## BEGIN INPUT

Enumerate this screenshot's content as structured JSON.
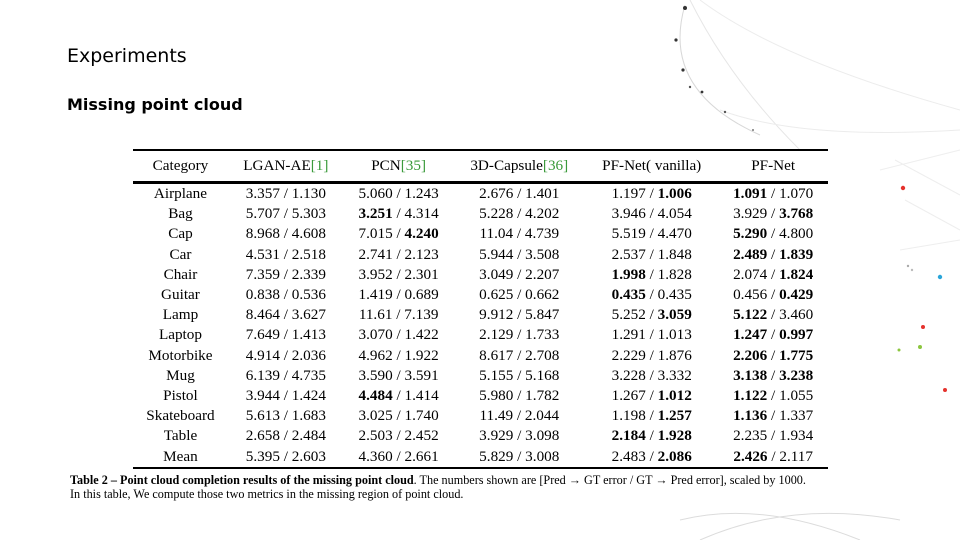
{
  "slide": {
    "title": "Experiments",
    "subtitle": "Missing point cloud"
  },
  "table": {
    "headers": [
      {
        "name": "Category",
        "ref": ""
      },
      {
        "name": "LGAN-AE",
        "ref": "[1]"
      },
      {
        "name": "PCN",
        "ref": "[35]"
      },
      {
        "name": "3D-Capsule",
        "ref": "[36]"
      },
      {
        "name": "PF-Net( vanilla)",
        "ref": ""
      },
      {
        "name": "PF-Net",
        "ref": ""
      }
    ],
    "rows": [
      {
        "category": "Airplane",
        "cells": [
          {
            "a": "3.357",
            "b": "1.130"
          },
          {
            "a": "5.060",
            "b": "1.243"
          },
          {
            "a": "2.676",
            "b": "1.401"
          },
          {
            "a": "1.197",
            "b": "1.006",
            "bb": true
          },
          {
            "a": "1.091",
            "b": "1.070",
            "ba": true
          }
        ]
      },
      {
        "category": "Bag",
        "cells": [
          {
            "a": "5.707",
            "b": "5.303"
          },
          {
            "a": "3.251",
            "b": "4.314",
            "ba": true
          },
          {
            "a": "5.228",
            "b": "4.202"
          },
          {
            "a": "3.946",
            "b": "4.054"
          },
          {
            "a": "3.929",
            "b": "3.768",
            "bb": true
          }
        ]
      },
      {
        "category": "Cap",
        "cells": [
          {
            "a": "8.968",
            "b": "4.608"
          },
          {
            "a": "7.015",
            "b": "4.240",
            "bb": true
          },
          {
            "a": "11.04",
            "b": "4.739"
          },
          {
            "a": "5.519",
            "b": "4.470"
          },
          {
            "a": "5.290",
            "b": "4.800",
            "ba": true
          }
        ]
      },
      {
        "category": "Car",
        "cells": [
          {
            "a": "4.531",
            "b": "2.518"
          },
          {
            "a": "2.741",
            "b": "2.123"
          },
          {
            "a": "5.944",
            "b": "3.508"
          },
          {
            "a": "2.537",
            "b": "1.848"
          },
          {
            "a": "2.489",
            "b": "1.839",
            "ba": true,
            "bb": true
          }
        ]
      },
      {
        "category": "Chair",
        "cells": [
          {
            "a": "7.359",
            "b": "2.339"
          },
          {
            "a": "3.952",
            "b": "2.301"
          },
          {
            "a": "3.049",
            "b": "2.207"
          },
          {
            "a": "1.998",
            "b": "1.828",
            "ba": true
          },
          {
            "a": "2.074",
            "b": "1.824",
            "bb": true
          }
        ]
      },
      {
        "category": "Guitar",
        "cells": [
          {
            "a": "0.838",
            "b": "0.536"
          },
          {
            "a": "1.419",
            "b": "0.689"
          },
          {
            "a": "0.625",
            "b": "0.662"
          },
          {
            "a": "0.435",
            "b": "0.435",
            "ba": true
          },
          {
            "a": "0.456",
            "b": "0.429",
            "bb": true
          }
        ]
      },
      {
        "category": "Lamp",
        "cells": [
          {
            "a": "8.464",
            "b": "3.627"
          },
          {
            "a": "11.61",
            "b": "7.139"
          },
          {
            "a": "9.912",
            "b": "5.847"
          },
          {
            "a": "5.252",
            "b": "3.059",
            "bb": true
          },
          {
            "a": "5.122",
            "b": "3.460",
            "ba": true
          }
        ]
      },
      {
        "category": "Laptop",
        "cells": [
          {
            "a": "7.649",
            "b": "1.413"
          },
          {
            "a": "3.070",
            "b": "1.422"
          },
          {
            "a": "2.129",
            "b": "1.733"
          },
          {
            "a": "1.291",
            "b": "1.013"
          },
          {
            "a": "1.247",
            "b": "0.997",
            "ba": true,
            "bb": true
          }
        ]
      },
      {
        "category": "Motorbike",
        "cells": [
          {
            "a": "4.914",
            "b": "2.036"
          },
          {
            "a": "4.962",
            "b": "1.922"
          },
          {
            "a": "8.617",
            "b": "2.708"
          },
          {
            "a": "2.229",
            "b": "1.876"
          },
          {
            "a": "2.206",
            "b": "1.775",
            "ba": true,
            "bb": true
          }
        ]
      },
      {
        "category": "Mug",
        "cells": [
          {
            "a": "6.139",
            "b": "4.735"
          },
          {
            "a": "3.590",
            "b": "3.591"
          },
          {
            "a": "5.155",
            "b": "5.168"
          },
          {
            "a": "3.228",
            "b": "3.332"
          },
          {
            "a": "3.138",
            "b": "3.238",
            "ba": true,
            "bb": true
          }
        ]
      },
      {
        "category": "Pistol",
        "cells": [
          {
            "a": "3.944",
            "b": "1.424"
          },
          {
            "a": "4.484",
            "b": "1.414",
            "ba": true
          },
          {
            "a": "5.980",
            "b": "1.782"
          },
          {
            "a": "1.267",
            "b": "1.012",
            "bb": true
          },
          {
            "a": "1.122",
            "b": "1.055",
            "ba": true
          }
        ]
      },
      {
        "category": "Skateboard",
        "cells": [
          {
            "a": "5.613",
            "b": "1.683"
          },
          {
            "a": "3.025",
            "b": "1.740"
          },
          {
            "a": "11.49",
            "b": "2.044"
          },
          {
            "a": "1.198",
            "b": "1.257",
            "bb": true
          },
          {
            "a": "1.136",
            "b": "1.337",
            "ba": true
          }
        ]
      },
      {
        "category": "Table",
        "cells": [
          {
            "a": "2.658",
            "b": "2.484"
          },
          {
            "a": "2.503",
            "b": "2.452"
          },
          {
            "a": "3.929",
            "b": "3.098"
          },
          {
            "a": "2.184",
            "b": "1.928",
            "ba": true,
            "bb": true
          },
          {
            "a": "2.235",
            "b": "1.934"
          }
        ]
      },
      {
        "category": "Mean",
        "cells": [
          {
            "a": "5.395",
            "b": "2.603"
          },
          {
            "a": "4.360",
            "b": "2.661"
          },
          {
            "a": "5.829",
            "b": "3.008"
          },
          {
            "a": "2.483",
            "b": "2.086",
            "bb": true
          },
          {
            "a": "2.426",
            "b": "2.117",
            "ba": true
          }
        ]
      }
    ]
  },
  "caption": {
    "lead": "Table 2 – Point cloud completion results of the missing point cloud",
    "rest": ". The numbers shown are [Pred → GT error / GT → Pred error], scaled by 1000.",
    "line2": "In this table, We compute those two metrics in the missing region of point cloud."
  },
  "colors": {
    "dot_red": "#e5322d",
    "dot_green": "#8cc63f",
    "dot_blue": "#2aa5d9",
    "ref_green": "#3a9a3a"
  }
}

## END INPUT

Sift through the entries and copy every line with "this".

[WRITTEN RESPONSE]
Enumerate this screenshot's content as structured JSON.
    "line2": "In this table, We compute those two metrics in the missing region of point cloud."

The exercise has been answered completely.